» Records to use
****
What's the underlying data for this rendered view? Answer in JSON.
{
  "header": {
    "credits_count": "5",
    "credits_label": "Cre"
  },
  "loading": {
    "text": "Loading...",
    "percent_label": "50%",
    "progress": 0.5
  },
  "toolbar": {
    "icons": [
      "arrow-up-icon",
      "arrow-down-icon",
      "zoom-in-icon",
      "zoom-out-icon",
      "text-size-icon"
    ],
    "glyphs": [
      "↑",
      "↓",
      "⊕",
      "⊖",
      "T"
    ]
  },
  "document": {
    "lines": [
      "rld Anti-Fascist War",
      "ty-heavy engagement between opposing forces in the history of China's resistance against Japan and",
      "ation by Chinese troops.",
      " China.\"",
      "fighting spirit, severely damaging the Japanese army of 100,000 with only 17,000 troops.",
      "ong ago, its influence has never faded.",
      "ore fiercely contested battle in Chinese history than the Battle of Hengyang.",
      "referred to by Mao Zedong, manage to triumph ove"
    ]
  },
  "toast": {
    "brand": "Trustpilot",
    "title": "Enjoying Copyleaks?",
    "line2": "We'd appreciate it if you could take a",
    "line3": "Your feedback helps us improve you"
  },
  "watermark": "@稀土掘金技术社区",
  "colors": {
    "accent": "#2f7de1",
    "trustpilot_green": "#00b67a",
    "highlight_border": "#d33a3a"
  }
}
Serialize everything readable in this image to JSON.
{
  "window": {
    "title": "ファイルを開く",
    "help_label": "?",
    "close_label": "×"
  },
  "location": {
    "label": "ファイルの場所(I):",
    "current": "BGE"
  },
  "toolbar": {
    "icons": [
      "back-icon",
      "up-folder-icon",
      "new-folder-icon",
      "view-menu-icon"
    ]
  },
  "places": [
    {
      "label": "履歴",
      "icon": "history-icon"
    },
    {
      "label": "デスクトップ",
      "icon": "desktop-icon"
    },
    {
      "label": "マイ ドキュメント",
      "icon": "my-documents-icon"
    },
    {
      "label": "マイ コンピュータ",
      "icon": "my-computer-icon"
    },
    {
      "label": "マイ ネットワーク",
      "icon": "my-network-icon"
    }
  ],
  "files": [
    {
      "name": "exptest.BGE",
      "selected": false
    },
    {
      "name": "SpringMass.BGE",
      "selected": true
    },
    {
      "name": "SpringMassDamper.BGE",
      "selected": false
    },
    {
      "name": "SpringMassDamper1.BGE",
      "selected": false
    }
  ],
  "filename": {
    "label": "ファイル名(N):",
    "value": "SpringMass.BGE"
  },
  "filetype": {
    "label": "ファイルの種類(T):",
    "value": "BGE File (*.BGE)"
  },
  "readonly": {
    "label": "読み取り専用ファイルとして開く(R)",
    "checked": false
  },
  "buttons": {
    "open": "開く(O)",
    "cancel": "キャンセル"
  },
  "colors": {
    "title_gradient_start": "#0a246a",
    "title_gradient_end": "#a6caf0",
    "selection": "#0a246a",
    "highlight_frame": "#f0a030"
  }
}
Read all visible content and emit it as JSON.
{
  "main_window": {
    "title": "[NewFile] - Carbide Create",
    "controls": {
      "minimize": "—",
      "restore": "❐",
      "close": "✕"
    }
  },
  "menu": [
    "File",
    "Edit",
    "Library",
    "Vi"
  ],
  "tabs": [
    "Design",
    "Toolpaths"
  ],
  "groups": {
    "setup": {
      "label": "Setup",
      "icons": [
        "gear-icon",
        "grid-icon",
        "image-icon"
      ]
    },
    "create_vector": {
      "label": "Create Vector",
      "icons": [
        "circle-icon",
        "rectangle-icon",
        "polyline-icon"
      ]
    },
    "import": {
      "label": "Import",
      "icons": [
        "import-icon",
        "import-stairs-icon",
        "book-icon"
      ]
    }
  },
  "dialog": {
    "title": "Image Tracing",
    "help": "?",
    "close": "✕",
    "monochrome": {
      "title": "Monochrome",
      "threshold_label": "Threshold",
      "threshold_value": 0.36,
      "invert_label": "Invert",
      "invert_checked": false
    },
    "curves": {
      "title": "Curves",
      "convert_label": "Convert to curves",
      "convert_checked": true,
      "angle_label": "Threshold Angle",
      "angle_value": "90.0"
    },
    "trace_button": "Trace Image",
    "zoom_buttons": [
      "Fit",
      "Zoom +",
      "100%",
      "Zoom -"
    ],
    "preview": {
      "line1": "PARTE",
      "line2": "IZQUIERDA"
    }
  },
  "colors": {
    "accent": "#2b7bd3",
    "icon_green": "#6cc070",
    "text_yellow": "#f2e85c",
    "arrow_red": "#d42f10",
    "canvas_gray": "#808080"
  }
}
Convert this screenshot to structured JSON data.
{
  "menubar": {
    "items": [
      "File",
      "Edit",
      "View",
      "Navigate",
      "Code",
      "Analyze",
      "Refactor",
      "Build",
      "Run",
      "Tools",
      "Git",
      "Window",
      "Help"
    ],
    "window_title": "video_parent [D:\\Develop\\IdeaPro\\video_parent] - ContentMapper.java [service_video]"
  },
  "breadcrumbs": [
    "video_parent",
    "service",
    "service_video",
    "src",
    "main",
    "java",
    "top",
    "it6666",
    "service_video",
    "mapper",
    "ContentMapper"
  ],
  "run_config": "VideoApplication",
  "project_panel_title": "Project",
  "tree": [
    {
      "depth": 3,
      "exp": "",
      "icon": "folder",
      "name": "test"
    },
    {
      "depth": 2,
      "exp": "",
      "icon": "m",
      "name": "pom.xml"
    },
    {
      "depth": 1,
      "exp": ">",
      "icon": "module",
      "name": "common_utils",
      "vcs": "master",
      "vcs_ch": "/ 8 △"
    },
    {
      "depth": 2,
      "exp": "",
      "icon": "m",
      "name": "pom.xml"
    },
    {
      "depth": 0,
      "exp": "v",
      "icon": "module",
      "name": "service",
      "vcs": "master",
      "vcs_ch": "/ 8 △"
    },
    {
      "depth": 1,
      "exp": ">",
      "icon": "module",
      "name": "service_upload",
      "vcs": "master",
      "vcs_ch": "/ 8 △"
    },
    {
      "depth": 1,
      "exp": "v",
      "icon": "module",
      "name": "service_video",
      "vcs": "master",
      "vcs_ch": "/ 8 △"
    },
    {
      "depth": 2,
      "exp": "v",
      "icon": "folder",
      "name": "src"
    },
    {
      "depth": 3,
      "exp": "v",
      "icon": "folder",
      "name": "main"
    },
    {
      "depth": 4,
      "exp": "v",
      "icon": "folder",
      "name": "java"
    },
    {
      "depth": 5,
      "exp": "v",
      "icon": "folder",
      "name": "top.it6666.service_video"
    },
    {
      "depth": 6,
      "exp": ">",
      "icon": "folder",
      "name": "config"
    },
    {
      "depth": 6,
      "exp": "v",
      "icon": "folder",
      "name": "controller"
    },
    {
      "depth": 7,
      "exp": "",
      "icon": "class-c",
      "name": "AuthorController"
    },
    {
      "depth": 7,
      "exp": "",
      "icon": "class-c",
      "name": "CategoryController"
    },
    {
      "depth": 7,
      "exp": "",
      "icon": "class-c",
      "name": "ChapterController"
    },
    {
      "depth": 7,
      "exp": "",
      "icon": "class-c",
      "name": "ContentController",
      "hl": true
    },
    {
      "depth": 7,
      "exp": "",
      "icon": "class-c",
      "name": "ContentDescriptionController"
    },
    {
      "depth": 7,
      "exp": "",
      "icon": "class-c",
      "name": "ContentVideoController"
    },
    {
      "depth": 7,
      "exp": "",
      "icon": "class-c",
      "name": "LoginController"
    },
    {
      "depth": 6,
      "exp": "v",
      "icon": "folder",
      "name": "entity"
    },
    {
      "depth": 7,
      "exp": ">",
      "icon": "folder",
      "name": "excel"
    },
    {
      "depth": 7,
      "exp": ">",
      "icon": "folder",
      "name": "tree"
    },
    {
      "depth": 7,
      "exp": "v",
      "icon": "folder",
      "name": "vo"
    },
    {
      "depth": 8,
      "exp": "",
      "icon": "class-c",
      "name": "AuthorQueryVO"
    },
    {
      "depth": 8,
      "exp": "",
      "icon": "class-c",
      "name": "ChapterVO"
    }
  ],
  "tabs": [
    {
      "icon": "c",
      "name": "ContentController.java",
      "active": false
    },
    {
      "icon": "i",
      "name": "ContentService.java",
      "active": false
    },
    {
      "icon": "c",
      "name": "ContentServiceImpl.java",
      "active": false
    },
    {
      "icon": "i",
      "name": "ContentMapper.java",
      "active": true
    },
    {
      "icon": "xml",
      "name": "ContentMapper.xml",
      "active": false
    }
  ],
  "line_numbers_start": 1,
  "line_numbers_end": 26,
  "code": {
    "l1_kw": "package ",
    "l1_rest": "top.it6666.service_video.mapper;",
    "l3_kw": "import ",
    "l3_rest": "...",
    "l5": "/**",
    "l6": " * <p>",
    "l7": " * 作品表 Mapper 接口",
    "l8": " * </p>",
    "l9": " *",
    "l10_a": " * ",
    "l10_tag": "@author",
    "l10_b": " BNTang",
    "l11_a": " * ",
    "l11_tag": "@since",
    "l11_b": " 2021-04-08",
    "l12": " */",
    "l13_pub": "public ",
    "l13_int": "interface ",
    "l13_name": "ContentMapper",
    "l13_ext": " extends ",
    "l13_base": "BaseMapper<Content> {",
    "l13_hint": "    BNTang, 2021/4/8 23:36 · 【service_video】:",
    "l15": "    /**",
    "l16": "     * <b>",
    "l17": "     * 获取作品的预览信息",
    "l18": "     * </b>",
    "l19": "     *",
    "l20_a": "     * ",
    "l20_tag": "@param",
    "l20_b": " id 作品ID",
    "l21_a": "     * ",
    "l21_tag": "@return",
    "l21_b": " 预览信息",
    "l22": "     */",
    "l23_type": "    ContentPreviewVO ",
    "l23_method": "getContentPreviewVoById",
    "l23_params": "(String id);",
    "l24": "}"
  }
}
****
» Aim of the exercise
For the string "Chinese", count the lines of the entries above that include it; answer with the number only.

» The completed task
2